EXERCISE DESCRIPTION:
Set down each line of the data below exactly as it stands, dropping the pictures.

DATA FOR THIS EXERCISE:

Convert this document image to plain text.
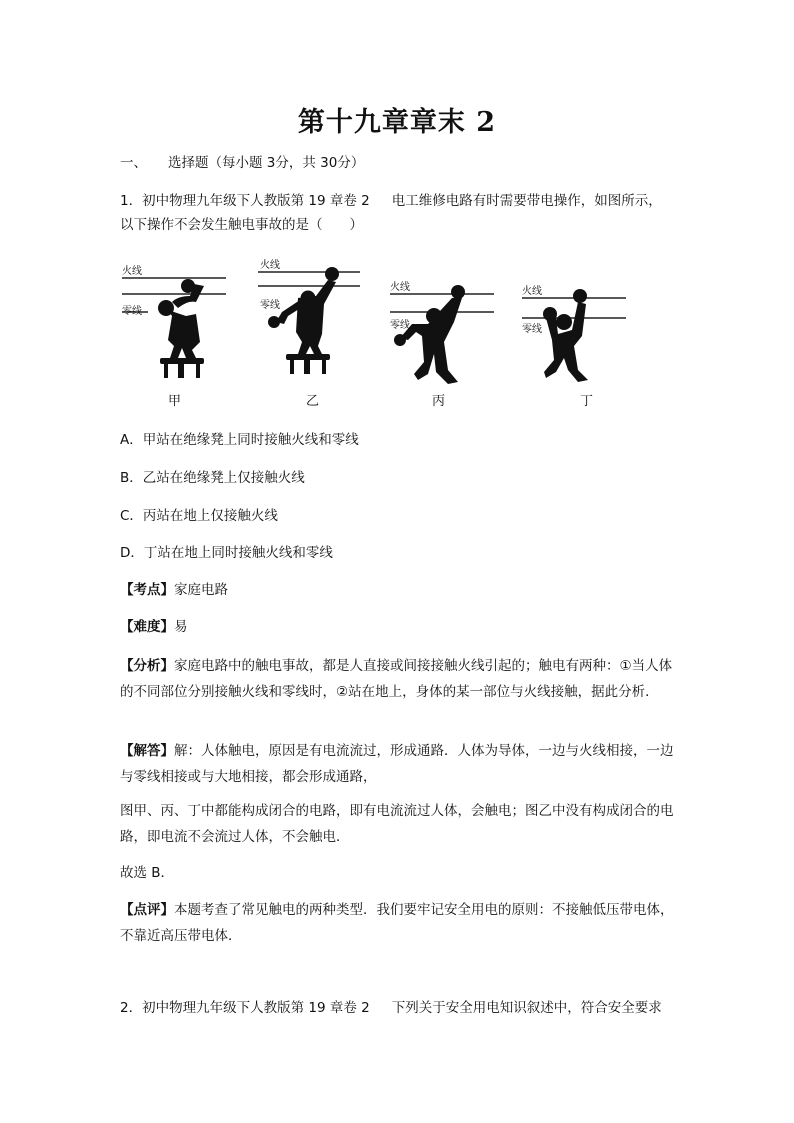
第十九章章末 2
一、 选择题（每小题 3分，共 30分）
1．初中物理九年级下人教版第 19 章卷 2 电工维修电路有时需要带电操作，如图所示，
以下操作不会发生触电事故的是（　　）
火线
零线
火线
零线
火线
零线
火线
零线
甲	乙	丙	丁
A．甲站在绝缘凳上同时接触火线和零线
B．乙站在绝缘凳上仅接触火线
C．丙站在地上仅接触火线
D．丁站在地上同时接触火线和零线
【考点】家庭电路
【难度】易
【分析】家庭电路中的触电事故，都是人直接或间接接触火线引起的；触电有两种：①当人体的不同部位分别接触火线和零线时，②站在地上，身体的某一部位与火线接触，据此分析．
【解答】解：人体触电，原因是有电流流过，形成通路．人体为导体，一边与火线相接，一边与零线相接或与大地相接，都会形成通路，
图甲、丙、丁中都能构成闭合的电路，即有电流流过人体，会触电；图乙中没有构成闭合的电路，即电流不会流过人体，不会触电．
故选 B．
【点评】本题考查了常见触电的两种类型．我们要牢记安全用电的原则：不接触低压带电体，不靠近高压带电体．
2．初中物理九年级下人教版第 19 章卷 2 下列关于安全用电知识叙述中，符合安全要求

ANSWER TO THE PROBLEM:
Convert this document image to plain text.
第十九章章末 2
一、 选择题（每小题 3分，共 30分）
1．初中物理九年级下人教版第 19 章卷 2 电工维修电路有时需要带电操作，如图所示，
以下操作不会发生触电事故的是（　　）
火线
零线
火线
零线
火线
零线
火线
零线
甲	乙	丙	丁
A．甲站在绝缘凳上同时接触火线和零线
B．乙站在绝缘凳上仅接触火线
C．丙站在地上仅接触火线
D．丁站在地上同时接触火线和零线
【考点】家庭电路
【难度】易
【分析】家庭电路中的触电事故，都是人直接或间接接触火线引起的；触电有两种：①当人体的不同部位分别接触火线和零线时，②站在地上，身体的某一部位与火线接触，据此分析．
【解答】解：人体触电，原因是有电流流过，形成通路．人体为导体，一边与火线相接，一边与零线相接或与大地相接，都会形成通路，
图甲、丙、丁中都能构成闭合的电路，即有电流流过人体，会触电；图乙中没有构成闭合的电路，即电流不会流过人体，不会触电．
故选 B．
【点评】本题考查了常见触电的两种类型．我们要牢记安全用电的原则：不接触低压带电体，不靠近高压带电体．
2．初中物理九年级下人教版第 19 章卷 2 下列关于安全用电知识叙述中，符合安全要求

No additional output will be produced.